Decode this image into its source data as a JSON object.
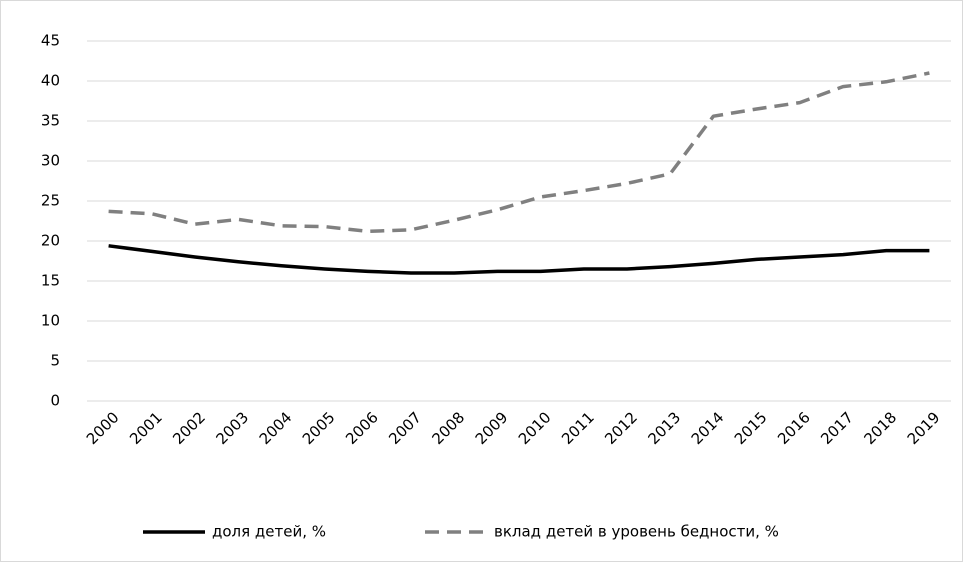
{
  "chart_data": {
    "type": "line",
    "categories": [
      "2000",
      "2001",
      "2002",
      "2003",
      "2004",
      "2005",
      "2006",
      "2007",
      "2008",
      "2009",
      "2010",
      "2011",
      "2012",
      "2013",
      "2014",
      "2015",
      "2016",
      "2017",
      "2018",
      "2019"
    ],
    "series": [
      {
        "name": "доля детей, %",
        "color": "#000000",
        "line_style": "solid",
        "values": [
          19.4,
          18.7,
          18.0,
          17.4,
          16.9,
          16.5,
          16.2,
          16.0,
          16.0,
          16.2,
          16.2,
          16.5,
          16.5,
          16.8,
          17.2,
          17.7,
          18.0,
          18.3,
          18.8,
          18.8
        ]
      },
      {
        "name": "вклад детей в уровень бедности, %",
        "color": "#808080",
        "line_style": "dashed",
        "values": [
          23.7,
          23.4,
          22.1,
          22.7,
          21.9,
          21.8,
          21.2,
          21.4,
          22.6,
          23.9,
          25.5,
          26.3,
          27.2,
          28.4,
          35.6,
          36.5,
          37.3,
          39.3,
          39.9,
          41.0
        ]
      }
    ],
    "ylim": [
      0,
      45
    ],
    "yticks": [
      0,
      5,
      10,
      15,
      20,
      25,
      30,
      35,
      40,
      45
    ],
    "grid": true,
    "legend": "bottom"
  }
}
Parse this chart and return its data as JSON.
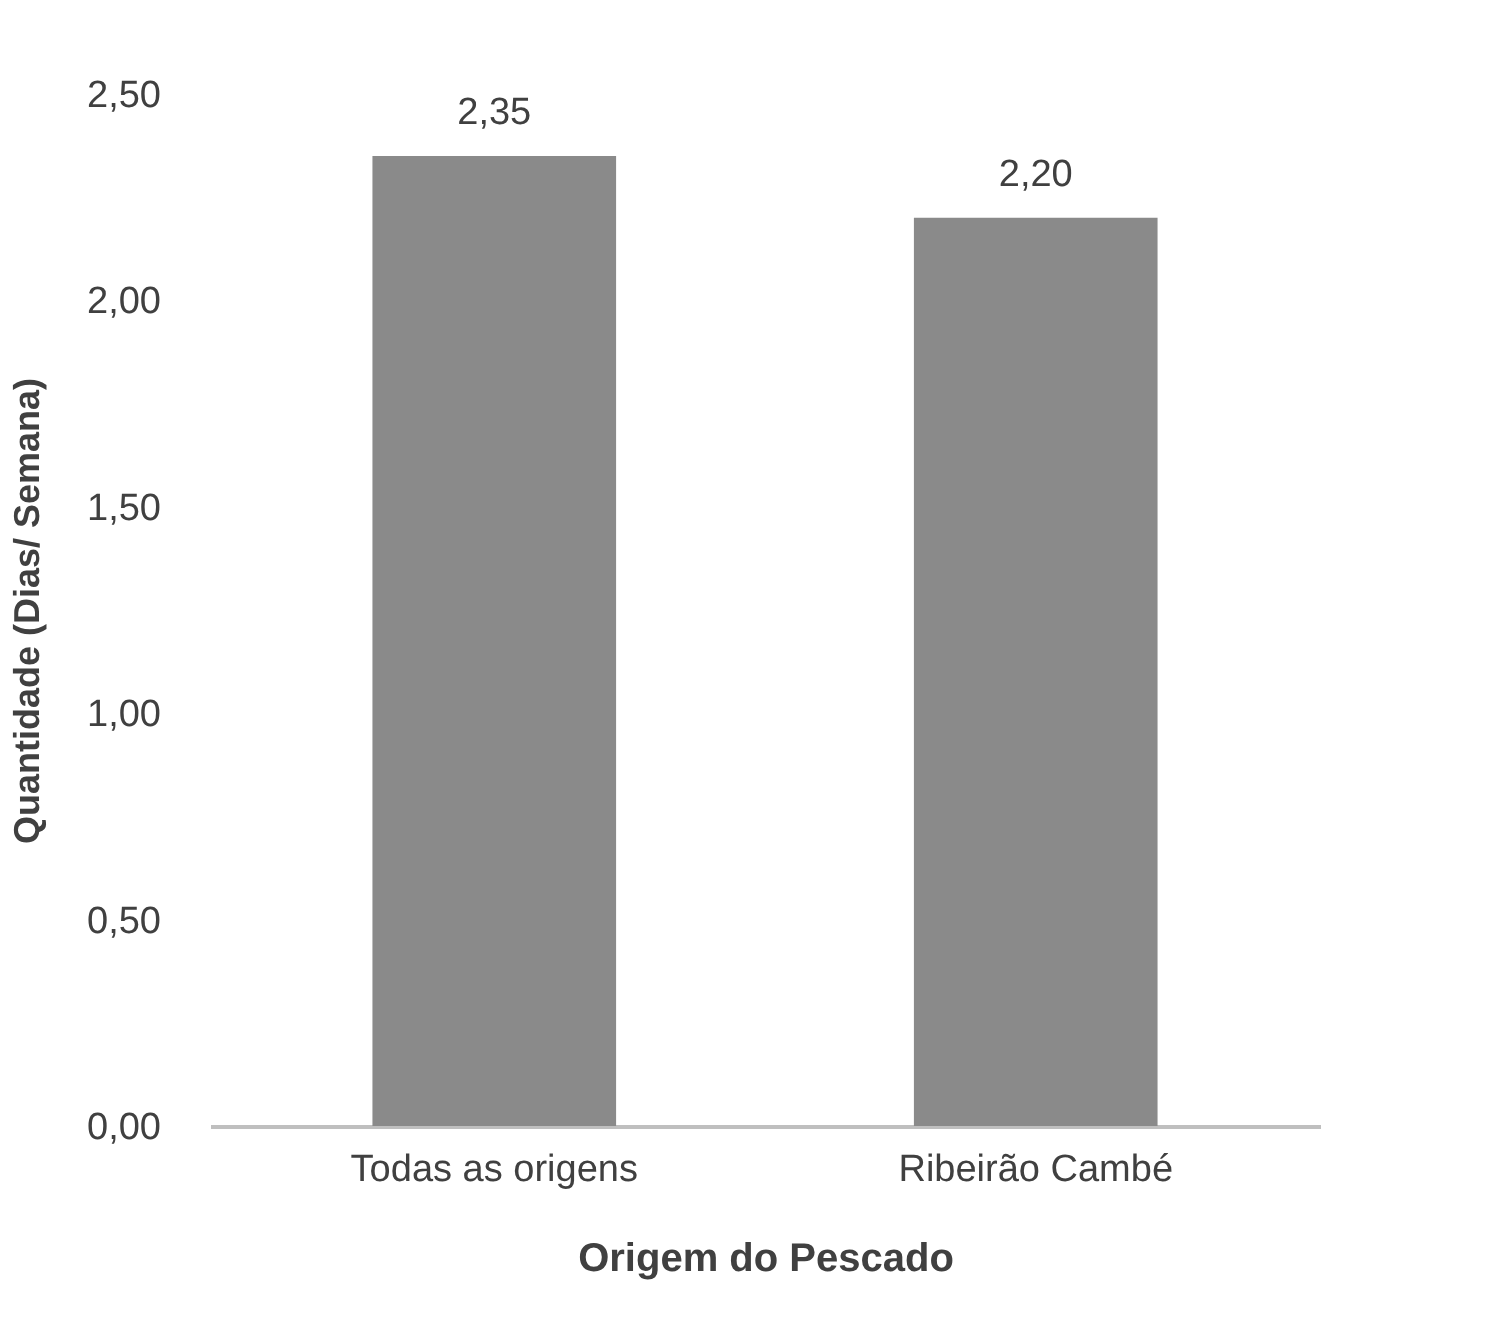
{
  "chart_data": {
    "type": "bar",
    "xlabel": "Origem do Pescado",
    "ylabel": "Quantidade (Dias/ Semana)",
    "categories": [
      "Todas as origens",
      "Ribeirão Cambé"
    ],
    "values": [
      2.35,
      2.2
    ],
    "color": "#8a8a8a",
    "value_labels": [
      "2,35",
      "2,20"
    ],
    "ylim": [
      0,
      2.5
    ],
    "yticks": [
      {
        "value": 0,
        "label": "0,00"
      },
      {
        "value": 0.5,
        "label": "0,50"
      },
      {
        "value": 1,
        "label": "1,00"
      },
      {
        "value": 1.5,
        "label": "1,50"
      },
      {
        "value": 2,
        "label": "2,00"
      },
      {
        "value": 2.5,
        "label": "2,50"
      }
    ],
    "grid": false
  }
}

::::::

YOUR TASK: Determine how many lines of the listing above hold the word "JSON". Report that number without anything else.

TASK RESPONSE: 2